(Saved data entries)
++++++++

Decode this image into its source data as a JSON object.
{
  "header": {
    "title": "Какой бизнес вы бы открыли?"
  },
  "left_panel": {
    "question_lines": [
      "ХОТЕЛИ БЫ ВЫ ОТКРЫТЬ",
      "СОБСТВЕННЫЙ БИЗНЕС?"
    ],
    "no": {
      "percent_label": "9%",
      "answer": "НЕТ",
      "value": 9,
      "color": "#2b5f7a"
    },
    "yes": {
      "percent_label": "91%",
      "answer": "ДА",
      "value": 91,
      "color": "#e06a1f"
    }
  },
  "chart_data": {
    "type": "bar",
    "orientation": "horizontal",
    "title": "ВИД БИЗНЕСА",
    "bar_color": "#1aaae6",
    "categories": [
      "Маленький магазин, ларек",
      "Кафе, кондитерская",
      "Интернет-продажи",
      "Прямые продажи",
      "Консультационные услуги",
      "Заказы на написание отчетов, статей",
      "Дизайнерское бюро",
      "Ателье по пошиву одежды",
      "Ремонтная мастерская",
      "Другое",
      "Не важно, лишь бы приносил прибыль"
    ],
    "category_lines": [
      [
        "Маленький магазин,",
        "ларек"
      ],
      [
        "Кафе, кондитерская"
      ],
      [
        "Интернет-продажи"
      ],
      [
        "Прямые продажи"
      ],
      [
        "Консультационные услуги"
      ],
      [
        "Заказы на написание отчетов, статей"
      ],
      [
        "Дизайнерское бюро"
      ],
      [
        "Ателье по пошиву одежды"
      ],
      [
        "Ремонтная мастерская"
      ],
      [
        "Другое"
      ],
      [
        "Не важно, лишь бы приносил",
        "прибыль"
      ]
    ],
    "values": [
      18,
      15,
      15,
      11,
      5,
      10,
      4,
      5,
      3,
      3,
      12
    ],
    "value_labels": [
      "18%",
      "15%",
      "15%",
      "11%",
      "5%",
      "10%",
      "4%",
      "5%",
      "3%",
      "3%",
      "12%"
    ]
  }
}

++++++++

Output the full listing exactly as it stands.

> THE COMPLETED TASK:
Decode this image into its source data as a JSON object.
{
  "header": {
    "title": "Какой бизнес вы бы открыли?"
  },
  "left_panel": {
    "question_lines": [
      "ХОТЕЛИ БЫ ВЫ ОТКРЫТЬ",
      "СОБСТВЕННЫЙ БИЗНЕС?"
    ],
    "no": {
      "percent_label": "9%",
      "answer": "НЕТ",
      "value": 9,
      "color": "#2b5f7a"
    },
    "yes": {
      "percent_label": "91%",
      "answer": "ДА",
      "value": 91,
      "color": "#e06a1f"
    }
  },
  "chart_data": {
    "type": "bar",
    "orientation": "horizontal",
    "title": "ВИД БИЗНЕСА",
    "bar_color": "#1aaae6",
    "categories": [
      "Маленький магазин, ларек",
      "Кафе, кондитерская",
      "Интернет-продажи",
      "Прямые продажи",
      "Консультационные услуги",
      "Заказы на написание отчетов, статей",
      "Дизайнерское бюро",
      "Ателье по пошиву одежды",
      "Ремонтная мастерская",
      "Другое",
      "Не важно, лишь бы приносил прибыль"
    ],
    "category_lines": [
      [
        "Маленький магазин,",
        "ларек"
      ],
      [
        "Кафе, кондитерская"
      ],
      [
        "Интернет-продажи"
      ],
      [
        "Прямые продажи"
      ],
      [
        "Консультационные услуги"
      ],
      [
        "Заказы на написание отчетов, статей"
      ],
      [
        "Дизайнерское бюро"
      ],
      [
        "Ателье по пошиву одежды"
      ],
      [
        "Ремонтная мастерская"
      ],
      [
        "Другое"
      ],
      [
        "Не важно, лишь бы приносил",
        "прибыль"
      ]
    ],
    "values": [
      18,
      15,
      15,
      11,
      5,
      10,
      4,
      5,
      3,
      3,
      12
    ],
    "value_labels": [
      "18%",
      "15%",
      "15%",
      "11%",
      "5%",
      "10%",
      "4%",
      "5%",
      "3%",
      "3%",
      "12%"
    ]
  }
}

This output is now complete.